── Entries shown ──

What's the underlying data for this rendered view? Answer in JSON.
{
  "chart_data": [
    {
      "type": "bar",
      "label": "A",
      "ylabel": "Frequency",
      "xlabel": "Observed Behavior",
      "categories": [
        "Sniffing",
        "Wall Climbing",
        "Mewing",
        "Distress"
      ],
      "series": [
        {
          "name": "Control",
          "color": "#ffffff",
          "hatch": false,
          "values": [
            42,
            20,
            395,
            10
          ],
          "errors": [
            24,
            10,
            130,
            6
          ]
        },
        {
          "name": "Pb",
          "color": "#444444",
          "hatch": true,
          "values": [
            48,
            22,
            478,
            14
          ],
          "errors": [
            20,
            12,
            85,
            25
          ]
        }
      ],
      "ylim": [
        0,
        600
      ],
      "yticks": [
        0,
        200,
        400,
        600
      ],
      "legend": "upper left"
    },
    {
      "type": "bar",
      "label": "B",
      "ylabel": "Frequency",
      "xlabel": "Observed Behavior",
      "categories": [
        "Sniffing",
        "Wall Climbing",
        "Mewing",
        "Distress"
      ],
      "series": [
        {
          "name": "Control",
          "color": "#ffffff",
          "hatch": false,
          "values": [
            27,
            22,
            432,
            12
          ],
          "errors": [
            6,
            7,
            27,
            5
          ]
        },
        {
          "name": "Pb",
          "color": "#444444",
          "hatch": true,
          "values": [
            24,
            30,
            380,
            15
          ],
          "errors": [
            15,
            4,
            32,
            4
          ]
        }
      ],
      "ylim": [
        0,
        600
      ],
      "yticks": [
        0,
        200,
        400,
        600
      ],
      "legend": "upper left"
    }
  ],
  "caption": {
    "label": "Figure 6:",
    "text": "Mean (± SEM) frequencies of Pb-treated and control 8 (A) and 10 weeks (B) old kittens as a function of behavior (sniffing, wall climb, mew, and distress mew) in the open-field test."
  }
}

───
── Entries shown ──

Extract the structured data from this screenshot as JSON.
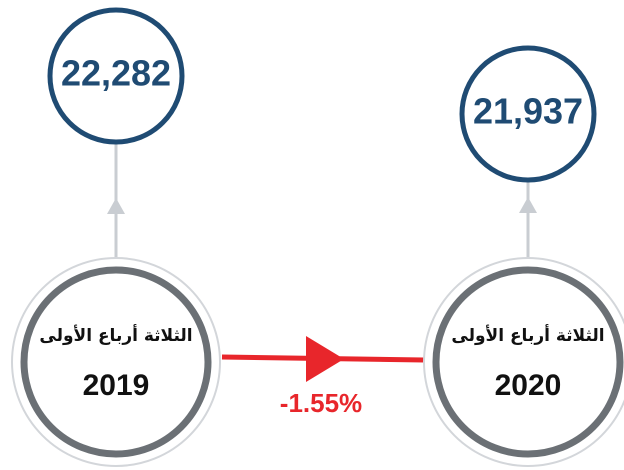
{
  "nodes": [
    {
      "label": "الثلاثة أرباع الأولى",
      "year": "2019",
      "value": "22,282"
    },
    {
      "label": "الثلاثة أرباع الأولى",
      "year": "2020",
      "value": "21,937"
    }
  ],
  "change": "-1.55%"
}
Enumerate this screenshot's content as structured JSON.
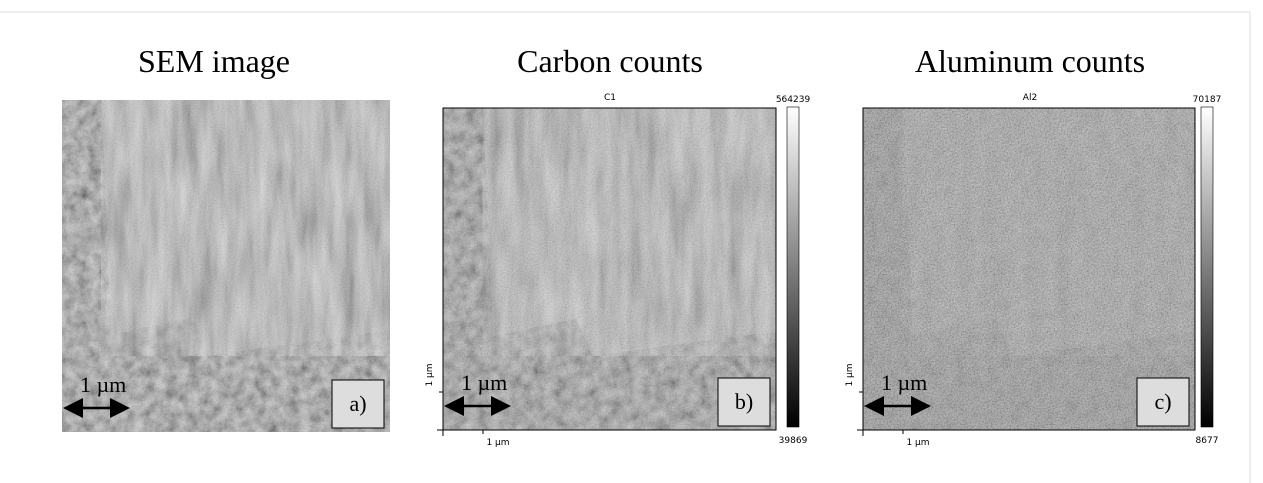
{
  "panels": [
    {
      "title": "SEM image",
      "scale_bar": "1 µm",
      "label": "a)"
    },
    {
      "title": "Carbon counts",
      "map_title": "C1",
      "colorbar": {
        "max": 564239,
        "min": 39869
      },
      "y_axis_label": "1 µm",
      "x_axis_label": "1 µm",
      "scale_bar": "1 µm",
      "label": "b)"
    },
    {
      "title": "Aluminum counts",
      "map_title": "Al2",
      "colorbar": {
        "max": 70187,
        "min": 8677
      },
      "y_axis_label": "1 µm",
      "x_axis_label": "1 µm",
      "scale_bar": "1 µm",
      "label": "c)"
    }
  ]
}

───

> [Written problem]:
Copy each line that holds the word "JSON".

> [Written reply]:
What's the underlying data for this rendered view? Answer in JSON.
Extract the structured data from this screenshot as JSON.
Enumerate this screenshot's content as structured JSON.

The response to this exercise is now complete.